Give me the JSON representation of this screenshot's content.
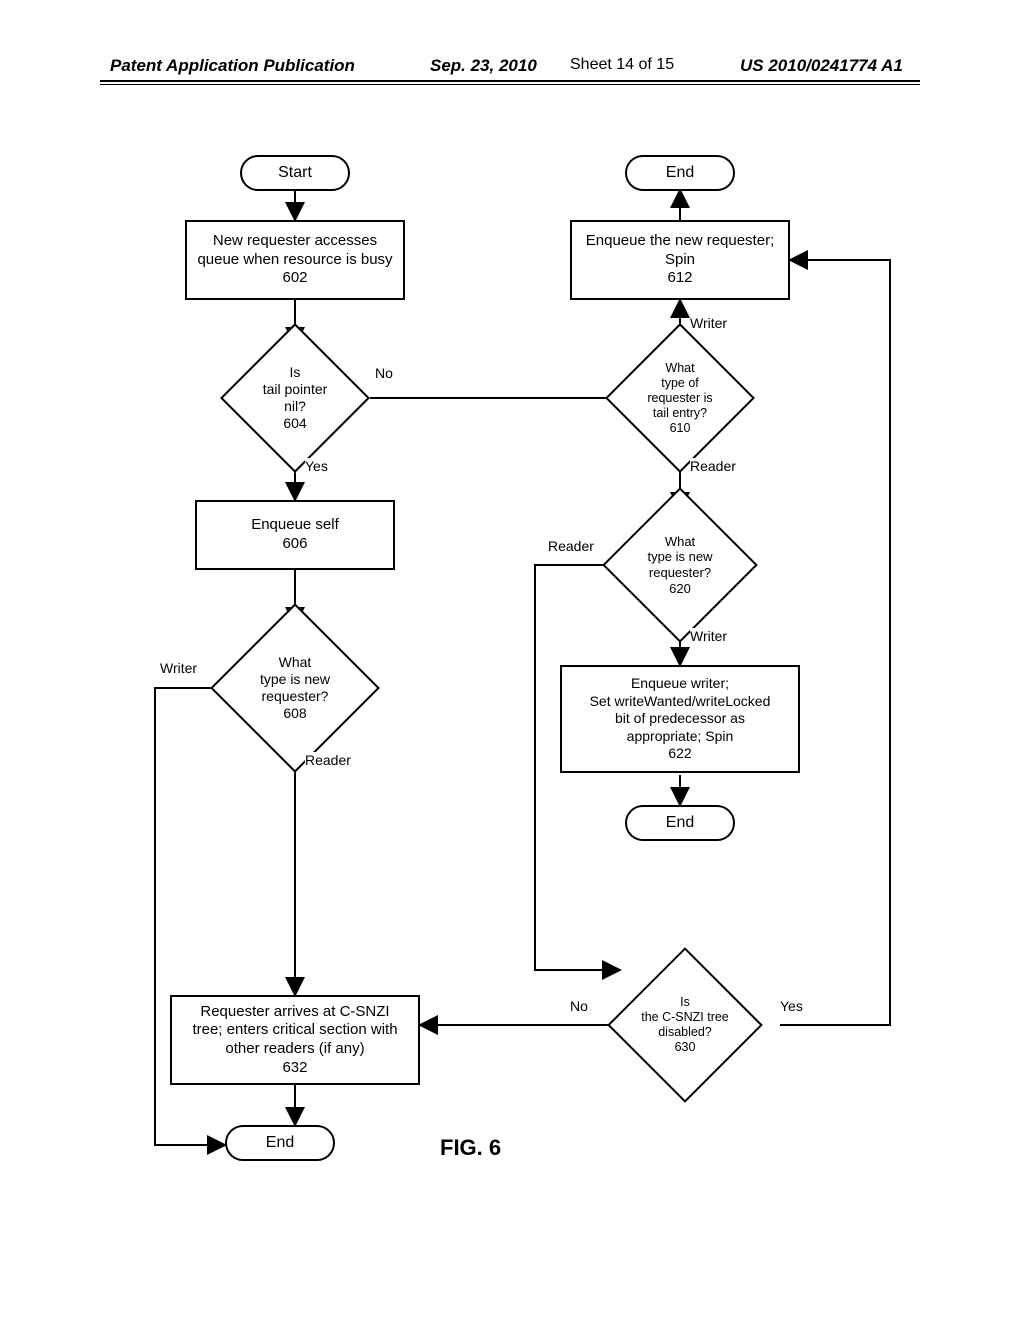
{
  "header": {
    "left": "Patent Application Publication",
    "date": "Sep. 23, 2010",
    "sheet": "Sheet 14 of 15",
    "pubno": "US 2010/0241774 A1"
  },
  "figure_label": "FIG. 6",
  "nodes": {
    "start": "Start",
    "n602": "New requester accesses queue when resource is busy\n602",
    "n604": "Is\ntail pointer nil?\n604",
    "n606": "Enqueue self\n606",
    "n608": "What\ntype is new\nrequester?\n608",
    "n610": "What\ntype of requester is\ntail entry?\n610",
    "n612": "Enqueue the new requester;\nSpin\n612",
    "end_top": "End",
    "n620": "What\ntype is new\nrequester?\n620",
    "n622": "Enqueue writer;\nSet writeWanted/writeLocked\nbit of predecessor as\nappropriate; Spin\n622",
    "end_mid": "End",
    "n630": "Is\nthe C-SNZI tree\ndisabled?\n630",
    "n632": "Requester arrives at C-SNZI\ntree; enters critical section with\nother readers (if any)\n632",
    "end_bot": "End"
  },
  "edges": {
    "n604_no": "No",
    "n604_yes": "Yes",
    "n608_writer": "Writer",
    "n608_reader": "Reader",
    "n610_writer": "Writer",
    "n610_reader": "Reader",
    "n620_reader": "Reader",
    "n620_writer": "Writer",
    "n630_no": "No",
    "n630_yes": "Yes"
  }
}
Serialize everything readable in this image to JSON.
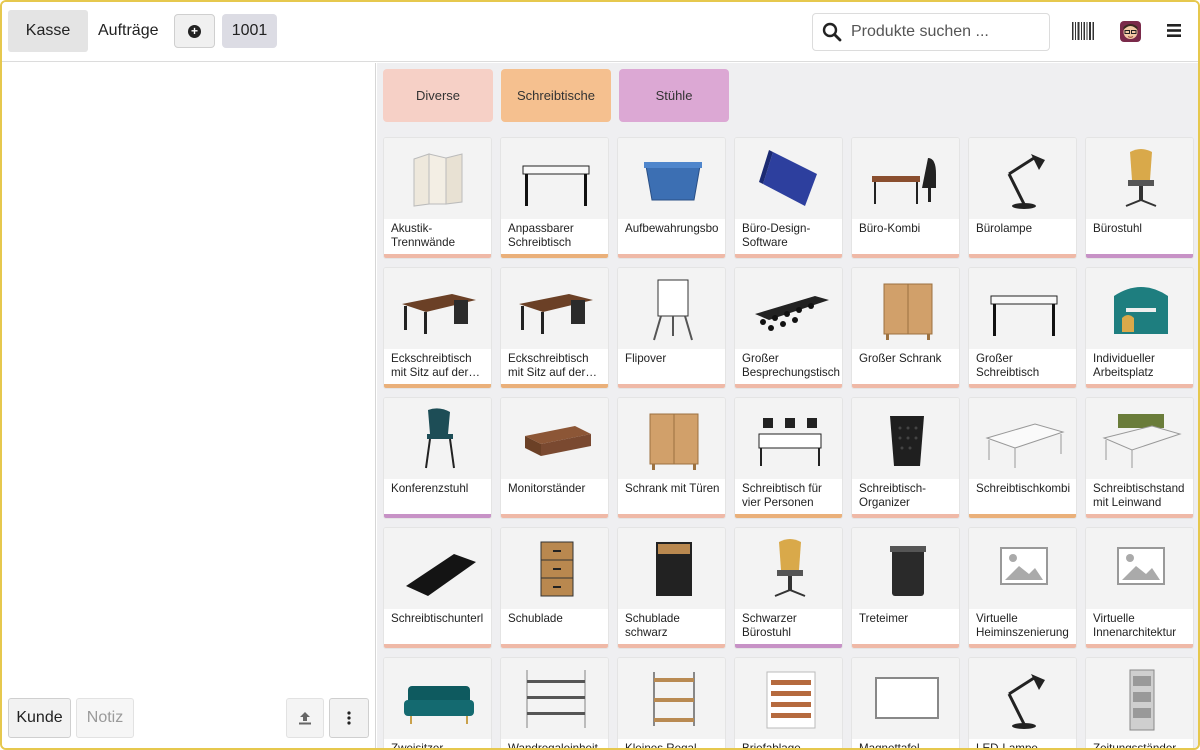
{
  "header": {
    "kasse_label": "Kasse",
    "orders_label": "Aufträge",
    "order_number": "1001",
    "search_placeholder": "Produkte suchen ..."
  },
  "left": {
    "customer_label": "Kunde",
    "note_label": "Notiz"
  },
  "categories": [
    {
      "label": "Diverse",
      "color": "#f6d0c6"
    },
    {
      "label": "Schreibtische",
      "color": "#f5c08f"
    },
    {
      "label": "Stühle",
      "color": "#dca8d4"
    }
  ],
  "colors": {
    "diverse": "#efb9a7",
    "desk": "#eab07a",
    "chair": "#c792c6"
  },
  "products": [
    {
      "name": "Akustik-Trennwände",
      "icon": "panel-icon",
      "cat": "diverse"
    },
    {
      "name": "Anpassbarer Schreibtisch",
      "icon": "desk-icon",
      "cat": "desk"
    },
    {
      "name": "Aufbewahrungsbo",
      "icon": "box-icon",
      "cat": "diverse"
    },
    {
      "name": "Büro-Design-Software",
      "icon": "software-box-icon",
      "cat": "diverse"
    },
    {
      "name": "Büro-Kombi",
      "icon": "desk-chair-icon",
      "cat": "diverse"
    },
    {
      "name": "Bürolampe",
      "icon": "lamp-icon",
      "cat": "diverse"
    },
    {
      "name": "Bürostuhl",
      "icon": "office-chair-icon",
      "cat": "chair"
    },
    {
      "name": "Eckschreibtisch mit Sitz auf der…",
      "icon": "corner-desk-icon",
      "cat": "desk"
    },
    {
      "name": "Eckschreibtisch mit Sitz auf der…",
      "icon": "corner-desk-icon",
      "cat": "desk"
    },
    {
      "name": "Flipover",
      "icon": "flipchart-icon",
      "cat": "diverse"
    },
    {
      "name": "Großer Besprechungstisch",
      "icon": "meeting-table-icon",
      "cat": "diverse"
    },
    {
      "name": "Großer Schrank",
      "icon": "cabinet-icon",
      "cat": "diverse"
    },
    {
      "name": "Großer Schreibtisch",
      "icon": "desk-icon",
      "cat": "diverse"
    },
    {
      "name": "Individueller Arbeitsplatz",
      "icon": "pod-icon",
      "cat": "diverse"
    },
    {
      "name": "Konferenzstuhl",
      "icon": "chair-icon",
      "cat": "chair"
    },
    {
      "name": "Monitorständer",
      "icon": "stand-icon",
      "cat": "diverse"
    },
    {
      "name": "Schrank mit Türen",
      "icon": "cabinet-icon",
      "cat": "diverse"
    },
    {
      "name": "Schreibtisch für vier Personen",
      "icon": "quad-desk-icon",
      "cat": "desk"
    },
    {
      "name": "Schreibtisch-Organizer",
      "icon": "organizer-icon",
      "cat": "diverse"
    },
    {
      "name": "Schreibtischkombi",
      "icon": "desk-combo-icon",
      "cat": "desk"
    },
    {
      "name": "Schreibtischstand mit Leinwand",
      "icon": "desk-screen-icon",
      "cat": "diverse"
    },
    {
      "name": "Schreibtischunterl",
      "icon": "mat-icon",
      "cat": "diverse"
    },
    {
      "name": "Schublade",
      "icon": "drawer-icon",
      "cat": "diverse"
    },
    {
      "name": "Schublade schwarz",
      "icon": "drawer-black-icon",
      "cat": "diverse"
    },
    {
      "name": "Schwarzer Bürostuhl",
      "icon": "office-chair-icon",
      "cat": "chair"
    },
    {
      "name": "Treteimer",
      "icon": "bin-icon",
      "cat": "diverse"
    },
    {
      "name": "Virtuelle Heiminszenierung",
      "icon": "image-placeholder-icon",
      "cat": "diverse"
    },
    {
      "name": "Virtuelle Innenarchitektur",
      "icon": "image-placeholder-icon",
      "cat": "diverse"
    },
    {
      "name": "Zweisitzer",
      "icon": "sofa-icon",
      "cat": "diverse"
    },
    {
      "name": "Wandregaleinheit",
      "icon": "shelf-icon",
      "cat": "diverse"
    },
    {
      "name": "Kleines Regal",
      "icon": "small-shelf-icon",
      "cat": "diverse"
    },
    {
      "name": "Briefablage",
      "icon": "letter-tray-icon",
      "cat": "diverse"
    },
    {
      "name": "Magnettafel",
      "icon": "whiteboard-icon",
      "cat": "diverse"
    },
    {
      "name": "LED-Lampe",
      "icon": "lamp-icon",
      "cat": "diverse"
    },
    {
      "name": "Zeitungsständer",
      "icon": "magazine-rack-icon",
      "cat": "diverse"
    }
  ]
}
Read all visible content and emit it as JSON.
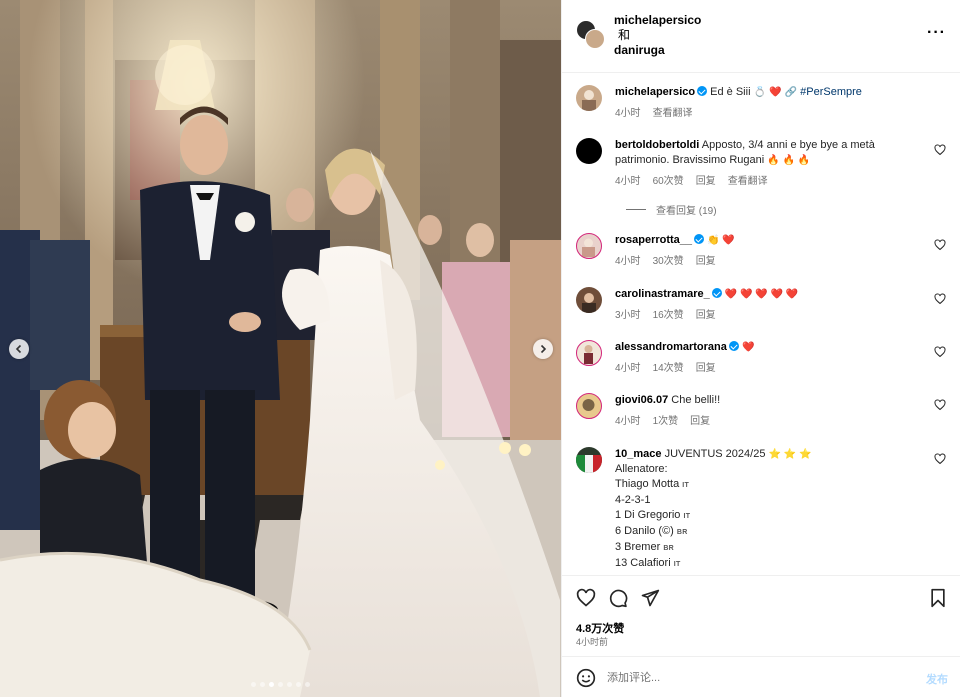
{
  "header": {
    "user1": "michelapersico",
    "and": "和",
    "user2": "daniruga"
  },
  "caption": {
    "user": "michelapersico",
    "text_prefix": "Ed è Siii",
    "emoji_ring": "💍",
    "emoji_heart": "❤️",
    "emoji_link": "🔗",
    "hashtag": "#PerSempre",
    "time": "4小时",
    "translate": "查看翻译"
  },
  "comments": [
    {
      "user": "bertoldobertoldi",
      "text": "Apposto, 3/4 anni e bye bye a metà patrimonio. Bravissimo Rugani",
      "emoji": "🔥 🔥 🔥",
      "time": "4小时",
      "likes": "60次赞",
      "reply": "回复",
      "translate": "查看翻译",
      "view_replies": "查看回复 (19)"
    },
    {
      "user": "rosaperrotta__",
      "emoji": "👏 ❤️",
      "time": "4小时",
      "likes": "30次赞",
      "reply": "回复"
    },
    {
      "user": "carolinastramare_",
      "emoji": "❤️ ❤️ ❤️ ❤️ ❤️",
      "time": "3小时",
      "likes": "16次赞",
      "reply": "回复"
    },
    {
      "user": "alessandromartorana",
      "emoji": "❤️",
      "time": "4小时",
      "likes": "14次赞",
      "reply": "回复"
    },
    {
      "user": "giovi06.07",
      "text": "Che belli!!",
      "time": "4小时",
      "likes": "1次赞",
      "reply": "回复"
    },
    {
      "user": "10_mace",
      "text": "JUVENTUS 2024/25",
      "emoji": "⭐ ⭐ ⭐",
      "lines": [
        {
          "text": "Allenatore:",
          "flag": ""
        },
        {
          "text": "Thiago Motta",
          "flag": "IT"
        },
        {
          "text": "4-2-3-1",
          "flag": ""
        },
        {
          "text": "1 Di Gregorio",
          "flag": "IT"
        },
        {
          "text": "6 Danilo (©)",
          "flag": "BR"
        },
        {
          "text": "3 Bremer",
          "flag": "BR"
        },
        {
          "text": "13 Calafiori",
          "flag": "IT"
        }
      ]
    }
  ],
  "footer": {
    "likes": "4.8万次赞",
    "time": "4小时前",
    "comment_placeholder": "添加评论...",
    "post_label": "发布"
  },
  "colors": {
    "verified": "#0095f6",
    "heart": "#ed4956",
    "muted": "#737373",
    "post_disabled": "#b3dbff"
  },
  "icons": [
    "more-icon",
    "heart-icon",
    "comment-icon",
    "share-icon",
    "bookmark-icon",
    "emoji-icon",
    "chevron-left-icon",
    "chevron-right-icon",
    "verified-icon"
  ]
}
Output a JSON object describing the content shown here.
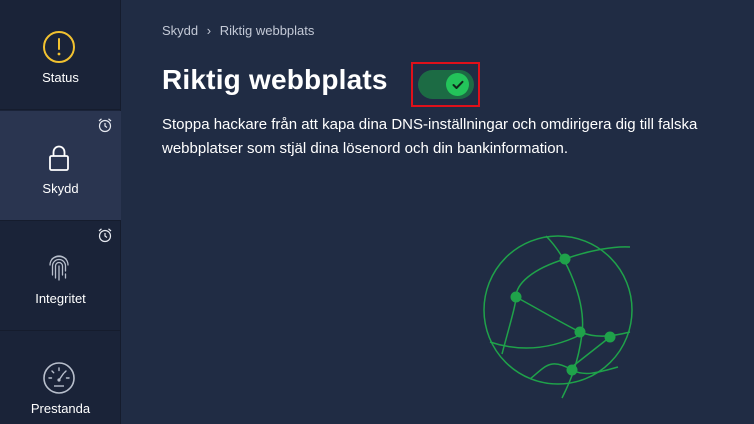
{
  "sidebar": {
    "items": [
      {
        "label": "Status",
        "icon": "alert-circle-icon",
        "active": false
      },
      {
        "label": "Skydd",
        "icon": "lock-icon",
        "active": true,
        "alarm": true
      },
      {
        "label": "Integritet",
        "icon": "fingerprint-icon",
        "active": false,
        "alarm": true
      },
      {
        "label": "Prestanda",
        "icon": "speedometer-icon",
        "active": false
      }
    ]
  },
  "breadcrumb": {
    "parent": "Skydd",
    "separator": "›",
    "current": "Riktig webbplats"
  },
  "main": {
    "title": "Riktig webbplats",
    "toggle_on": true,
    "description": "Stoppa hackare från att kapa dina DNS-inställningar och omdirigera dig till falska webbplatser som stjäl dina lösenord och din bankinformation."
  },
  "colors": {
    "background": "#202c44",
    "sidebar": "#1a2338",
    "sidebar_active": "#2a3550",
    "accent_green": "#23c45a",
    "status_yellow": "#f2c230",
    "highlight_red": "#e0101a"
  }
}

_ _ _ _

_EXERCISE OBJECTIVE:_ Begin with the line that contains "Output a JSON" and copy every line through the end of the listing, exactly as written, both ends included. Pictures are not part of the copy.

_FINISHED EXERCISE:_
Output a JSON object describing the content shown here.
{
  "sidebar": {
    "items": [
      {
        "label": "Status",
        "icon": "alert-circle-icon",
        "active": false
      },
      {
        "label": "Skydd",
        "icon": "lock-icon",
        "active": true,
        "alarm": true
      },
      {
        "label": "Integritet",
        "icon": "fingerprint-icon",
        "active": false,
        "alarm": true
      },
      {
        "label": "Prestanda",
        "icon": "speedometer-icon",
        "active": false
      }
    ]
  },
  "breadcrumb": {
    "parent": "Skydd",
    "separator": "›",
    "current": "Riktig webbplats"
  },
  "main": {
    "title": "Riktig webbplats",
    "toggle_on": true,
    "description": "Stoppa hackare från att kapa dina DNS-inställningar och omdirigera dig till falska webbplatser som stjäl dina lösenord och din bankinformation."
  },
  "colors": {
    "background": "#202c44",
    "sidebar": "#1a2338",
    "sidebar_active": "#2a3550",
    "accent_green": "#23c45a",
    "status_yellow": "#f2c230",
    "highlight_red": "#e0101a"
  }
}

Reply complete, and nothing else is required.